Problem to work on:
It is required that all of the data be written out exactly.

Available data:
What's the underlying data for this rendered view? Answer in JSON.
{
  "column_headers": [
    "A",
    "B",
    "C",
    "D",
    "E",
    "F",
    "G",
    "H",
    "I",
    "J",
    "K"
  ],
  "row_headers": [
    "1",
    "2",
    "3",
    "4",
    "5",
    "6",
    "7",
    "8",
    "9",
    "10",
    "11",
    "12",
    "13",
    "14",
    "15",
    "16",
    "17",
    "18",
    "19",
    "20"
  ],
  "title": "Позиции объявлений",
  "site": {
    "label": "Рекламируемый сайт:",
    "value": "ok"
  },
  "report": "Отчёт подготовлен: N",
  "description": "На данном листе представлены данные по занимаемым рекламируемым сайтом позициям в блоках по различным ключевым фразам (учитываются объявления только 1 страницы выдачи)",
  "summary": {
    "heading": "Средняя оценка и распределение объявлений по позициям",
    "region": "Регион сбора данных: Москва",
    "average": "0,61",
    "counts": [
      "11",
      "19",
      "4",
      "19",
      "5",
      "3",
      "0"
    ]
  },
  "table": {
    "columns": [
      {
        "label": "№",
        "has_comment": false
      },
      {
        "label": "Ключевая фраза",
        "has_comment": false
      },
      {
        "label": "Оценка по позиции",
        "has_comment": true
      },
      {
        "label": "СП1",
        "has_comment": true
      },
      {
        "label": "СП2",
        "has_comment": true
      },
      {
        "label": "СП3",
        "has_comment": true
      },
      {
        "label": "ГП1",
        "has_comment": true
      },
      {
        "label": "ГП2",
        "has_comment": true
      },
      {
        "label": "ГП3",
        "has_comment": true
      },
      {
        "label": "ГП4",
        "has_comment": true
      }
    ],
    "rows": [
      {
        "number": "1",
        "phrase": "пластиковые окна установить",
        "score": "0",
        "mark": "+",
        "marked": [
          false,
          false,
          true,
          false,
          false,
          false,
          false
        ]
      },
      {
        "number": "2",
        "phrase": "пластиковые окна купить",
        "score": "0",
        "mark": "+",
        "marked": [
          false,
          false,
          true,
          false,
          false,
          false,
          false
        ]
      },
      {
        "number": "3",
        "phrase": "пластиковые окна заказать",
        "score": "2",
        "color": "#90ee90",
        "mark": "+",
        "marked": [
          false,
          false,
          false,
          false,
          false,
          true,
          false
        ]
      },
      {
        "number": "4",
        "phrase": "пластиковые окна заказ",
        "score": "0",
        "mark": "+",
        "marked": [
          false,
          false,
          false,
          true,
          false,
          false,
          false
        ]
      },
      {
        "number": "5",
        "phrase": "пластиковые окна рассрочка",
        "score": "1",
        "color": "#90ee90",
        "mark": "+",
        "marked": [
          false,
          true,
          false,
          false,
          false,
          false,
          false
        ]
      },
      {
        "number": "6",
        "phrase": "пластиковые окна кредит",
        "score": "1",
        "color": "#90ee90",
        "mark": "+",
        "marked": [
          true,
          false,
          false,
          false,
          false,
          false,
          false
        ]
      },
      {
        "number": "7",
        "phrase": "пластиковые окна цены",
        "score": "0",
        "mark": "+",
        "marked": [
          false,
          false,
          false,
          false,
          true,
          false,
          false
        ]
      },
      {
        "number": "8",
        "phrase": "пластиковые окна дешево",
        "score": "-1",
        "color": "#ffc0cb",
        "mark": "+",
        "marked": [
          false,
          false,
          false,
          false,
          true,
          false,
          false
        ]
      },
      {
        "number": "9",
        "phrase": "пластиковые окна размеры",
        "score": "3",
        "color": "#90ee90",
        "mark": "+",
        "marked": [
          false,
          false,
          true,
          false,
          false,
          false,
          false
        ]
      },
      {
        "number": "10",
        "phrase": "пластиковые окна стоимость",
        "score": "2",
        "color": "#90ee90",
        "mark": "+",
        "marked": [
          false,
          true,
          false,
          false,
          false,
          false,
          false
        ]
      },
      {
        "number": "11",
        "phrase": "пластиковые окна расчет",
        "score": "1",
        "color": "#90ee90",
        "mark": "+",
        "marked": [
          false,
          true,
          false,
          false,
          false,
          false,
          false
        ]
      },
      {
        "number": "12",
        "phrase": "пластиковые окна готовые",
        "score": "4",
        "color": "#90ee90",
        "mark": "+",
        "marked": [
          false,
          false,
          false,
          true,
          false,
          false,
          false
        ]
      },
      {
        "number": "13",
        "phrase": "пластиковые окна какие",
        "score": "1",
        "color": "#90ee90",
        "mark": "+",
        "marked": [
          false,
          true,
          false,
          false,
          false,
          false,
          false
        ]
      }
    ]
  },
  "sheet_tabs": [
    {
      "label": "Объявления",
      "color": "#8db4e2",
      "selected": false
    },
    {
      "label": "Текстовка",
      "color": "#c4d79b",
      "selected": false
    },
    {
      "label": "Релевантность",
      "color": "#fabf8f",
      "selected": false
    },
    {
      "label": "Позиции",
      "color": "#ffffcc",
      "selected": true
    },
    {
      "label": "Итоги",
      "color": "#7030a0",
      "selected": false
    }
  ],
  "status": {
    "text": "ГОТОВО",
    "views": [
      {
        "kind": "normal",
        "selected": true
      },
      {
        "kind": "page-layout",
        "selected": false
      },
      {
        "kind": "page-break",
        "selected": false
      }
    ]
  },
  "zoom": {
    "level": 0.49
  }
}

Result of the task:
What's the underlying data for this rendered view? Answer in JSON.
{
  "column_headers": [
    "A",
    "B",
    "C",
    "D",
    "E",
    "F",
    "G",
    "H",
    "I",
    "J",
    "K"
  ],
  "row_headers": [
    "1",
    "2",
    "3",
    "4",
    "5",
    "6",
    "7",
    "8",
    "9",
    "10",
    "11",
    "12",
    "13",
    "14",
    "15",
    "16",
    "17",
    "18",
    "19",
    "20"
  ],
  "title": "Позиции объявлений",
  "site": {
    "label": "Рекламируемый сайт:",
    "value": "ok"
  },
  "report": "Отчёт подготовлен: N",
  "description": "На данном листе представлены данные по занимаемым рекламируемым сайтом позициям в блоках по различным ключевым фразам (учитываются объявления только 1 страницы выдачи)",
  "summary": {
    "heading": "Средняя оценка и распределение объявлений по позициям",
    "region": "Регион сбора данных: Москва",
    "average": "0,61",
    "counts": [
      "11",
      "19",
      "4",
      "19",
      "5",
      "3",
      "0"
    ]
  },
  "table": {
    "columns": [
      {
        "label": "№",
        "has_comment": false
      },
      {
        "label": "Ключевая фраза",
        "has_comment": false
      },
      {
        "label": "Оценка по позиции",
        "has_comment": true
      },
      {
        "label": "СП1",
        "has_comment": true
      },
      {
        "label": "СП2",
        "has_comment": true
      },
      {
        "label": "СП3",
        "has_comment": true
      },
      {
        "label": "ГП1",
        "has_comment": true
      },
      {
        "label": "ГП2",
        "has_comment": true
      },
      {
        "label": "ГП3",
        "has_comment": true
      },
      {
        "label": "ГП4",
        "has_comment": true
      }
    ],
    "rows": [
      {
        "number": "1",
        "phrase": "пластиковые окна установить",
        "score": "0",
        "mark": "+",
        "marked": [
          false,
          false,
          true,
          false,
          false,
          false,
          false
        ]
      },
      {
        "number": "2",
        "phrase": "пластиковые окна купить",
        "score": "0",
        "mark": "+",
        "marked": [
          false,
          false,
          true,
          false,
          false,
          false,
          false
        ]
      },
      {
        "number": "3",
        "phrase": "пластиковые окна заказать",
        "score": "2",
        "color": "#90ee90",
        "mark": "+",
        "marked": [
          false,
          false,
          false,
          false,
          false,
          true,
          false
        ]
      },
      {
        "number": "4",
        "phrase": "пластиковые окна заказ",
        "score": "0",
        "mark": "+",
        "marked": [
          false,
          false,
          false,
          true,
          false,
          false,
          false
        ]
      },
      {
        "number": "5",
        "phrase": "пластиковые окна рассрочка",
        "score": "1",
        "color": "#90ee90",
        "mark": "+",
        "marked": [
          false,
          true,
          false,
          false,
          false,
          false,
          false
        ]
      },
      {
        "number": "6",
        "phrase": "пластиковые окна кредит",
        "score": "1",
        "color": "#90ee90",
        "mark": "+",
        "marked": [
          true,
          false,
          false,
          false,
          false,
          false,
          false
        ]
      },
      {
        "number": "7",
        "phrase": "пластиковые окна цены",
        "score": "0",
        "mark": "+",
        "marked": [
          false,
          false,
          false,
          false,
          true,
          false,
          false
        ]
      },
      {
        "number": "8",
        "phrase": "пластиковые окна дешево",
        "score": "-1",
        "color": "#ffc0cb",
        "mark": "+",
        "marked": [
          false,
          false,
          false,
          false,
          true,
          false,
          false
        ]
      },
      {
        "number": "9",
        "phrase": "пластиковые окна размеры",
        "score": "3",
        "color": "#90ee90",
        "mark": "+",
        "marked": [
          false,
          false,
          true,
          false,
          false,
          false,
          false
        ]
      },
      {
        "number": "10",
        "phrase": "пластиковые окна стоимость",
        "score": "2",
        "color": "#90ee90",
        "mark": "+",
        "marked": [
          false,
          true,
          false,
          false,
          false,
          false,
          false
        ]
      },
      {
        "number": "11",
        "phrase": "пластиковые окна расчет",
        "score": "1",
        "color": "#90ee90",
        "mark": "+",
        "marked": [
          false,
          true,
          false,
          false,
          false,
          false,
          false
        ]
      },
      {
        "number": "12",
        "phrase": "пластиковые окна готовые",
        "score": "4",
        "color": "#90ee90",
        "mark": "+",
        "marked": [
          false,
          false,
          false,
          true,
          false,
          false,
          false
        ]
      },
      {
        "number": "13",
        "phrase": "пластиковые окна какие",
        "score": "1",
        "color": "#90ee90",
        "mark": "+",
        "marked": [
          false,
          true,
          false,
          false,
          false,
          false,
          false
        ]
      }
    ]
  },
  "sheet_tabs": [
    {
      "label": "Объявления",
      "color": "#8db4e2",
      "selected": false
    },
    {
      "label": "Текстовка",
      "color": "#c4d79b",
      "selected": false
    },
    {
      "label": "Релевантность",
      "color": "#fabf8f",
      "selected": false
    },
    {
      "label": "Позиции",
      "color": "#ffffcc",
      "selected": true
    },
    {
      "label": "Итоги",
      "color": "#7030a0",
      "selected": false
    }
  ],
  "status": {
    "text": "ГОТОВО",
    "views": [
      {
        "kind": "normal",
        "selected": true
      },
      {
        "kind": "page-layout",
        "selected": false
      },
      {
        "kind": "page-break",
        "selected": false
      }
    ]
  },
  "zoom": {
    "level": 0.49
  }
}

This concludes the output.